JOB -
Repeat the listing in full. Nothing may be added or left out.

DATA SHOWN -
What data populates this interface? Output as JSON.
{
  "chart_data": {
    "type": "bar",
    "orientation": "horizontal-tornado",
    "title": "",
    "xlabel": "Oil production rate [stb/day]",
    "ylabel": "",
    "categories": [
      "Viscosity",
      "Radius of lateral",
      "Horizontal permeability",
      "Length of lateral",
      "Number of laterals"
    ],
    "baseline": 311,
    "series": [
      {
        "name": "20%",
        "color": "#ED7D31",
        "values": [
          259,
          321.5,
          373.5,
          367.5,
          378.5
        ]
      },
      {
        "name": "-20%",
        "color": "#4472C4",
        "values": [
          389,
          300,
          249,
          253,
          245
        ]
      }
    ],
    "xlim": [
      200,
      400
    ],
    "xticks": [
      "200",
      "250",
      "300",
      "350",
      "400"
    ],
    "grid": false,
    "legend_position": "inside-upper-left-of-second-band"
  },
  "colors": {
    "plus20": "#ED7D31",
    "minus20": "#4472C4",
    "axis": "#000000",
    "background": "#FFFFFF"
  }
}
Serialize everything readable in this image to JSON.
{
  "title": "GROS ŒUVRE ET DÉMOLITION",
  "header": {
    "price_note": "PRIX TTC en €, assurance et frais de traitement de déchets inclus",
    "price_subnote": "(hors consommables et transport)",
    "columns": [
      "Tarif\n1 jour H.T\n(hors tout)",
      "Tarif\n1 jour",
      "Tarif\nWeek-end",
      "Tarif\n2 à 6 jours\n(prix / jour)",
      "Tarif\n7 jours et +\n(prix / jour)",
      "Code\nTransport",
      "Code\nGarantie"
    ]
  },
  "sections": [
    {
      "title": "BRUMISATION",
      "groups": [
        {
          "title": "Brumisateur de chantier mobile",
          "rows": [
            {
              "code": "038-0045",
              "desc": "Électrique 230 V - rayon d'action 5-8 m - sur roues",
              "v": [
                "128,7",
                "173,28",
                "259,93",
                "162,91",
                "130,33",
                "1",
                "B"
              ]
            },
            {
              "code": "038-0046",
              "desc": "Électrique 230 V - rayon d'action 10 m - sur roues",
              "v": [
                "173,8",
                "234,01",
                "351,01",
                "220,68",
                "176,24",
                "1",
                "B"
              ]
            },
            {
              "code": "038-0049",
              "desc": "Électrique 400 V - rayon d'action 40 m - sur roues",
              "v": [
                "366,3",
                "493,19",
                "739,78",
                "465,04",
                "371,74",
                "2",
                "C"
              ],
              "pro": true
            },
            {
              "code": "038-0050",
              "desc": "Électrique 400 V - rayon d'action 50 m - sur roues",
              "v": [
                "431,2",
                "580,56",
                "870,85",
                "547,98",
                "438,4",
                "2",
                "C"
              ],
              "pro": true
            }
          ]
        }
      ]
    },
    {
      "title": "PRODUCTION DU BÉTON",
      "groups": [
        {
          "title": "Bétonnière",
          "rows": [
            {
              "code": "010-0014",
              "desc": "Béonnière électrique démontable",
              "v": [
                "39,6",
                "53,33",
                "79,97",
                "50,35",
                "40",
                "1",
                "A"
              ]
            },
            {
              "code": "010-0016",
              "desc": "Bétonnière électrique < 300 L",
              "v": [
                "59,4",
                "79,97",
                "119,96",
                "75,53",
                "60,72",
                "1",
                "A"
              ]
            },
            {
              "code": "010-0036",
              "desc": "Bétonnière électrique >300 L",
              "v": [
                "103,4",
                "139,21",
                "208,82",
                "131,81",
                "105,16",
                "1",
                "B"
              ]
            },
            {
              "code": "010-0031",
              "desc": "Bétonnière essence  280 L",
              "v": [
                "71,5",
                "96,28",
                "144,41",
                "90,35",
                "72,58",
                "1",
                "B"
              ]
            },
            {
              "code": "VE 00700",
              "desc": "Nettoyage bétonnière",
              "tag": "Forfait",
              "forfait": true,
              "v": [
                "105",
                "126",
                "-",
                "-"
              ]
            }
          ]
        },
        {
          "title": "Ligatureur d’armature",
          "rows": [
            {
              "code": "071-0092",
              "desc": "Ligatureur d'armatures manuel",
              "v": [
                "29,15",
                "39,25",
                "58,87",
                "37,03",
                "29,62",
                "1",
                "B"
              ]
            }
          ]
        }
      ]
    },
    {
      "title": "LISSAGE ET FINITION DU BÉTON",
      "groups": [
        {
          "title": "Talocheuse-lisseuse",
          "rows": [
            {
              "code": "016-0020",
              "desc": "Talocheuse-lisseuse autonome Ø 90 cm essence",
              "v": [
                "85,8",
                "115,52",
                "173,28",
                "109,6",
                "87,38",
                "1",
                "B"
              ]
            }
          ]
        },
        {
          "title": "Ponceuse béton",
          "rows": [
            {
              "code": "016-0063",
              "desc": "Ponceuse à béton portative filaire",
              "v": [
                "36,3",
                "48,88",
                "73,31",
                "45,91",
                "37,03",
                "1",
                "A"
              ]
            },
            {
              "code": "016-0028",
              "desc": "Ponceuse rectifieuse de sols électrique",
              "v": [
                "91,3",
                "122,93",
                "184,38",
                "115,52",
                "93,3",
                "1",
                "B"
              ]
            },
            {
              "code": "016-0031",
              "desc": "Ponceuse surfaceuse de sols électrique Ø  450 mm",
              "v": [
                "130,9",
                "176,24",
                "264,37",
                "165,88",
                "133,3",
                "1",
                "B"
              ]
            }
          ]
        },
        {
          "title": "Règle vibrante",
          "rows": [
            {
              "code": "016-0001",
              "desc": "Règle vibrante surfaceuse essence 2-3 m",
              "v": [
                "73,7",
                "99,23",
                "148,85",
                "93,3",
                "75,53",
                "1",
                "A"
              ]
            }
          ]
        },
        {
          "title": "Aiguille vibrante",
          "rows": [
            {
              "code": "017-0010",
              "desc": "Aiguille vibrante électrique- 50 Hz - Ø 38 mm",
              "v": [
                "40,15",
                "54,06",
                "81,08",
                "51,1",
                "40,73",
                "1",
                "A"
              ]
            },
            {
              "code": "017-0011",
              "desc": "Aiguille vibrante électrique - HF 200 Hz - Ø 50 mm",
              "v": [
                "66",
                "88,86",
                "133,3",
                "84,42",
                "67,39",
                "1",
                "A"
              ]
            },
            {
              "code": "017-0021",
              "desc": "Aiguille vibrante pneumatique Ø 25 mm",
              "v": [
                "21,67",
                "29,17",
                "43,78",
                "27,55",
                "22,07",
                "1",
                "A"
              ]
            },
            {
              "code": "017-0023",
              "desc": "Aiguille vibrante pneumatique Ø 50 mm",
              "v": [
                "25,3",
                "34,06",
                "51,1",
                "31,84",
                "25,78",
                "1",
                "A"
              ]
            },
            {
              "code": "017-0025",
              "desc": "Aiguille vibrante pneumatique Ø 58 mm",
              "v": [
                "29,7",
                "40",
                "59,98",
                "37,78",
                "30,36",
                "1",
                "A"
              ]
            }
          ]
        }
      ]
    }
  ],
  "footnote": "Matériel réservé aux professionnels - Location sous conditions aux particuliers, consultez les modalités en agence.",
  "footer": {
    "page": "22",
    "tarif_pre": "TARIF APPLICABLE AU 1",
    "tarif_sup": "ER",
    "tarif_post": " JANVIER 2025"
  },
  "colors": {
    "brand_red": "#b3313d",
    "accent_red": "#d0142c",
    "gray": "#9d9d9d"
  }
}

OUTPUT BELOW -
What data populates this interface? Output as JSON.
{
  "chart_data": {
    "type": "bar",
    "orientation": "horizontal-tornado",
    "title": "",
    "xlabel": "Oil production rate [stb/day]",
    "ylabel": "",
    "categories": [
      "Viscosity",
      "Radius of lateral",
      "Horizontal permeability",
      "Length of lateral",
      "Number of laterals"
    ],
    "baseline": 311,
    "series": [
      {
        "name": "20%",
        "color": "#ED7D31",
        "values": [
          259,
          321.5,
          373.5,
          367.5,
          378.5
        ]
      },
      {
        "name": "-20%",
        "color": "#4472C4",
        "values": [
          389,
          300,
          249,
          253,
          245
        ]
      }
    ],
    "xlim": [
      200,
      400
    ],
    "xticks": [
      "200",
      "250",
      "300",
      "350",
      "400"
    ],
    "grid": false,
    "legend_position": "inside-upper-left-of-second-band"
  },
  "colors": {
    "plus20": "#ED7D31",
    "minus20": "#4472C4",
    "axis": "#000000",
    "background": "#FFFFFF"
  }
}
Serialize everything readable in this image to JSON.
{
  "title": "GROS ŒUVRE ET DÉMOLITION",
  "header": {
    "price_note": "PRIX TTC en €, assurance et frais de traitement de déchets inclus",
    "price_subnote": "(hors consommables et transport)",
    "columns": [
      "Tarif\n1 jour H.T\n(hors tout)",
      "Tarif\n1 jour",
      "Tarif\nWeek-end",
      "Tarif\n2 à 6 jours\n(prix / jour)",
      "Tarif\n7 jours et +\n(prix / jour)",
      "Code\nTransport",
      "Code\nGarantie"
    ]
  },
  "sections": [
    {
      "title": "BRUMISATION",
      "groups": [
        {
          "title": "Brumisateur de chantier mobile",
          "rows": [
            {
              "code": "038-0045",
              "desc": "Électrique 230 V - rayon d'action 5-8 m - sur roues",
              "v": [
                "128,7",
                "173,28",
                "259,93",
                "162,91",
                "130,33",
                "1",
                "B"
              ]
            },
            {
              "code": "038-0046",
              "desc": "Électrique 230 V - rayon d'action 10 m - sur roues",
              "v": [
                "173,8",
                "234,01",
                "351,01",
                "220,68",
                "176,24",
                "1",
                "B"
              ]
            },
            {
              "code": "038-0049",
              "desc": "Électrique 400 V - rayon d'action 40 m - sur roues",
              "v": [
                "366,3",
                "493,19",
                "739,78",
                "465,04",
                "371,74",
                "2",
                "C"
              ],
              "pro": true
            },
            {
              "code": "038-0050",
              "desc": "Électrique 400 V - rayon d'action 50 m - sur roues",
              "v": [
                "431,2",
                "580,56",
                "870,85",
                "547,98",
                "438,4",
                "2",
                "C"
              ],
              "pro": true
            }
          ]
        }
      ]
    },
    {
      "title": "PRODUCTION DU BÉTON",
      "groups": [
        {
          "title": "Bétonnière",
          "rows": [
            {
              "code": "010-0014",
              "desc": "Béonnière électrique démontable",
              "v": [
                "39,6",
                "53,33",
                "79,97",
                "50,35",
                "40",
                "1",
                "A"
              ]
            },
            {
              "code": "010-0016",
              "desc": "Bétonnière électrique < 300 L",
              "v": [
                "59,4",
                "79,97",
                "119,96",
                "75,53",
                "60,72",
                "1",
                "A"
              ]
            },
            {
              "code": "010-0036",
              "desc": "Bétonnière électrique >300 L",
              "v": [
                "103,4",
                "139,21",
                "208,82",
                "131,81",
                "105,16",
                "1",
                "B"
              ]
            },
            {
              "code": "010-0031",
              "desc": "Bétonnière essence  280 L",
              "v": [
                "71,5",
                "96,28",
                "144,41",
                "90,35",
                "72,58",
                "1",
                "B"
              ]
            },
            {
              "code": "VE 00700",
              "desc": "Nettoyage bétonnière",
              "tag": "Forfait",
              "forfait": true,
              "v": [
                "105",
                "126",
                "-",
                "-"
              ]
            }
          ]
        },
        {
          "title": "Ligatureur d’armature",
          "rows": [
            {
              "code": "071-0092",
              "desc": "Ligatureur d'armatures manuel",
              "v": [
                "29,15",
                "39,25",
                "58,87",
                "37,03",
                "29,62",
                "1",
                "B"
              ]
            }
          ]
        }
      ]
    },
    {
      "title": "LISSAGE ET FINITION DU BÉTON",
      "groups": [
        {
          "title": "Talocheuse-lisseuse",
          "rows": [
            {
              "code": "016-0020",
              "desc": "Talocheuse-lisseuse autonome Ø 90 cm essence",
              "v": [
                "85,8",
                "115,52",
                "173,28",
                "109,6",
                "87,38",
                "1",
                "B"
              ]
            }
          ]
        },
        {
          "title": "Ponceuse béton",
          "rows": [
            {
              "code": "016-0063",
              "desc": "Ponceuse à béton portative filaire",
              "v": [
                "36,3",
                "48,88",
                "73,31",
                "45,91",
                "37,03",
                "1",
                "A"
              ]
            },
            {
              "code": "016-0028",
              "desc": "Ponceuse rectifieuse de sols électrique",
              "v": [
                "91,3",
                "122,93",
                "184,38",
                "115,52",
                "93,3",
                "1",
                "B"
              ]
            },
            {
              "code": "016-0031",
              "desc": "Ponceuse surfaceuse de sols électrique Ø  450 mm",
              "v": [
                "130,9",
                "176,24",
                "264,37",
                "165,88",
                "133,3",
                "1",
                "B"
              ]
            }
          ]
        },
        {
          "title": "Règle vibrante",
          "rows": [
            {
              "code": "016-0001",
              "desc": "Règle vibrante surfaceuse essence 2-3 m",
              "v": [
                "73,7",
                "99,23",
                "148,85",
                "93,3",
                "75,53",
                "1",
                "A"
              ]
            }
          ]
        },
        {
          "title": "Aiguille vibrante",
          "rows": [
            {
              "code": "017-0010",
              "desc": "Aiguille vibrante électrique- 50 Hz - Ø 38 mm",
              "v": [
                "40,15",
                "54,06",
                "81,08",
                "51,1",
                "40,73",
                "1",
                "A"
              ]
            },
            {
              "code": "017-0011",
              "desc": "Aiguille vibrante électrique - HF 200 Hz - Ø 50 mm",
              "v": [
                "66",
                "88,86",
                "133,3",
                "84,42",
                "67,39",
                "1",
                "A"
              ]
            },
            {
              "code": "017-0021",
              "desc": "Aiguille vibrante pneumatique Ø 25 mm",
              "v": [
                "21,67",
                "29,17",
                "43,78",
                "27,55",
                "22,07",
                "1",
                "A"
              ]
            },
            {
              "code": "017-0023",
              "desc": "Aiguille vibrante pneumatique Ø 50 mm",
              "v": [
                "25,3",
                "34,06",
                "51,1",
                "31,84",
                "25,78",
                "1",
                "A"
              ]
            },
            {
              "code": "017-0025",
              "desc": "Aiguille vibrante pneumatique Ø 58 mm",
              "v": [
                "29,7",
                "40",
                "59,98",
                "37,78",
                "30,36",
                "1",
                "A"
              ]
            }
          ]
        }
      ]
    }
  ],
  "footnote": "Matériel réservé aux professionnels - Location sous conditions aux particuliers, consultez les modalités en agence.",
  "footer": {
    "page": "22",
    "tarif_pre": "TARIF APPLICABLE AU 1",
    "tarif_sup": "ER",
    "tarif_post": " JANVIER 2025"
  },
  "colors": {
    "brand_red": "#b3313d",
    "accent_red": "#d0142c",
    "gray": "#9d9d9d"
  }
}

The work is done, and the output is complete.